(begin)

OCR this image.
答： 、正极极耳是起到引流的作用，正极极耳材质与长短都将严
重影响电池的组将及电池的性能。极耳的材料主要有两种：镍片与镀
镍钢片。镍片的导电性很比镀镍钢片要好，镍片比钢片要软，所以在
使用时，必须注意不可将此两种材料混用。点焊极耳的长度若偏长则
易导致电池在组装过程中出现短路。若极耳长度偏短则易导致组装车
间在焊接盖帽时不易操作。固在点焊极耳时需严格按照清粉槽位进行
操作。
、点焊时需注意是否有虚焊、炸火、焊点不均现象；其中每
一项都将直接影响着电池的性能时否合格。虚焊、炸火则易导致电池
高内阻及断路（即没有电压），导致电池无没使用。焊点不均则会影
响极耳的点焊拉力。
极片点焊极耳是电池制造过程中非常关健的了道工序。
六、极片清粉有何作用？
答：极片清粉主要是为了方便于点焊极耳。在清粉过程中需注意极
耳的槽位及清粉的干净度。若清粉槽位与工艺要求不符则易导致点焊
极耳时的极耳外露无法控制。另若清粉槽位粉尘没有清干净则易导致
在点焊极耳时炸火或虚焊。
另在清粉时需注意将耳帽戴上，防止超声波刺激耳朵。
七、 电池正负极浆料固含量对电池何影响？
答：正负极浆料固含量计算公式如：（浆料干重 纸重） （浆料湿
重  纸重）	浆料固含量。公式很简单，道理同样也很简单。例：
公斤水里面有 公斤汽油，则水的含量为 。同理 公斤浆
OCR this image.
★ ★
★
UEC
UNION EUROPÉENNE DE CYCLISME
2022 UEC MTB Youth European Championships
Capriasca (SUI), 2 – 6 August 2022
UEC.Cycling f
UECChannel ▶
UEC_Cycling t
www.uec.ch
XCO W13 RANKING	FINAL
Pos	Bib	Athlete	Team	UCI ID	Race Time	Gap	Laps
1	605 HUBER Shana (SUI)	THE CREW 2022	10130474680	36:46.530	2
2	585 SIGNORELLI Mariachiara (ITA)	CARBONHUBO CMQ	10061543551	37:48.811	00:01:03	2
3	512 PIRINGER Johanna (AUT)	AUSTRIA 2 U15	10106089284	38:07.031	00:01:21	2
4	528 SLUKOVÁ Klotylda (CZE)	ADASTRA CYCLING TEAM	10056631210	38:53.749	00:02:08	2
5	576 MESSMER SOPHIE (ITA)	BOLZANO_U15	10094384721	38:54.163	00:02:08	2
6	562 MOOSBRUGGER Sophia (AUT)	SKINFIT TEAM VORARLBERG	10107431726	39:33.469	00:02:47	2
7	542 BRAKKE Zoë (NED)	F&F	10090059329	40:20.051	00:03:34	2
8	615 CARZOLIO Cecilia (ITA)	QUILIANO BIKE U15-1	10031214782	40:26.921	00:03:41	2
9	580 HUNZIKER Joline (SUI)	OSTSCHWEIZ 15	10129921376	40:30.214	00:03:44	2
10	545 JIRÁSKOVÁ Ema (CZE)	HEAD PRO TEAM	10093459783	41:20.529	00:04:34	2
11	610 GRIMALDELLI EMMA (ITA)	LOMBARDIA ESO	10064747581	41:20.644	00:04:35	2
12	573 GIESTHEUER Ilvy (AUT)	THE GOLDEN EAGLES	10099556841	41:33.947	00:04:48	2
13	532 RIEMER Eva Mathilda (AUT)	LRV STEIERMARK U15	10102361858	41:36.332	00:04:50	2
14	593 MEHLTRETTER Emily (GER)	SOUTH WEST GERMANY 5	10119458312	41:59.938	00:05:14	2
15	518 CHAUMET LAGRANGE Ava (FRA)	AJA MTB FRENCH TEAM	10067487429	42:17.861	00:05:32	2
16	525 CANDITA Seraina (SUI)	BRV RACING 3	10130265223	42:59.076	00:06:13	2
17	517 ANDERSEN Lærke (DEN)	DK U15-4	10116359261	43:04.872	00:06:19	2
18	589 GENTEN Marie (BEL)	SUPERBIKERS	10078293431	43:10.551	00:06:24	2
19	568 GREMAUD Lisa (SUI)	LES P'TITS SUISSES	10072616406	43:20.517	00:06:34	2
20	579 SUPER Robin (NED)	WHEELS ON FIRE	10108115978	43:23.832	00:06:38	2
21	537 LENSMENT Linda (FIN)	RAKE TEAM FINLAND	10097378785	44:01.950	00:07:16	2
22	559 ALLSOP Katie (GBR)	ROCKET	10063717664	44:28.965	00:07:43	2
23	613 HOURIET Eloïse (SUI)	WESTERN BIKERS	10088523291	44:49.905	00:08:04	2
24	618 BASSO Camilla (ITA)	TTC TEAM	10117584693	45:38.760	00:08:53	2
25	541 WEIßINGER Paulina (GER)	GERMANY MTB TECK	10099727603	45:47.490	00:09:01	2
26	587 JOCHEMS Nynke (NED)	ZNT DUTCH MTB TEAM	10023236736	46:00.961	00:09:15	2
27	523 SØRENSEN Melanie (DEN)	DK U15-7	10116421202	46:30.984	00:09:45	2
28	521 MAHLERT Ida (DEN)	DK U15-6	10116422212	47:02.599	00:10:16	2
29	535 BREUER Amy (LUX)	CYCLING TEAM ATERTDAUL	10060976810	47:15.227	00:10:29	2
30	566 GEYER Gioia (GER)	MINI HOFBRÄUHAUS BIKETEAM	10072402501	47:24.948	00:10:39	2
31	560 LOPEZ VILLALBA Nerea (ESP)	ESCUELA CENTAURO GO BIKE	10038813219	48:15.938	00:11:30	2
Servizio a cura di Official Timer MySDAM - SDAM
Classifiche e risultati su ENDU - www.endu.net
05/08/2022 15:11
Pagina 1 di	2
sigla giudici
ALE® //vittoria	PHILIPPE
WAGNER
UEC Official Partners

(end)

Given problem - Across the entries above, how many lines contain "GERMANY"? Provide only the count.

Task result - 2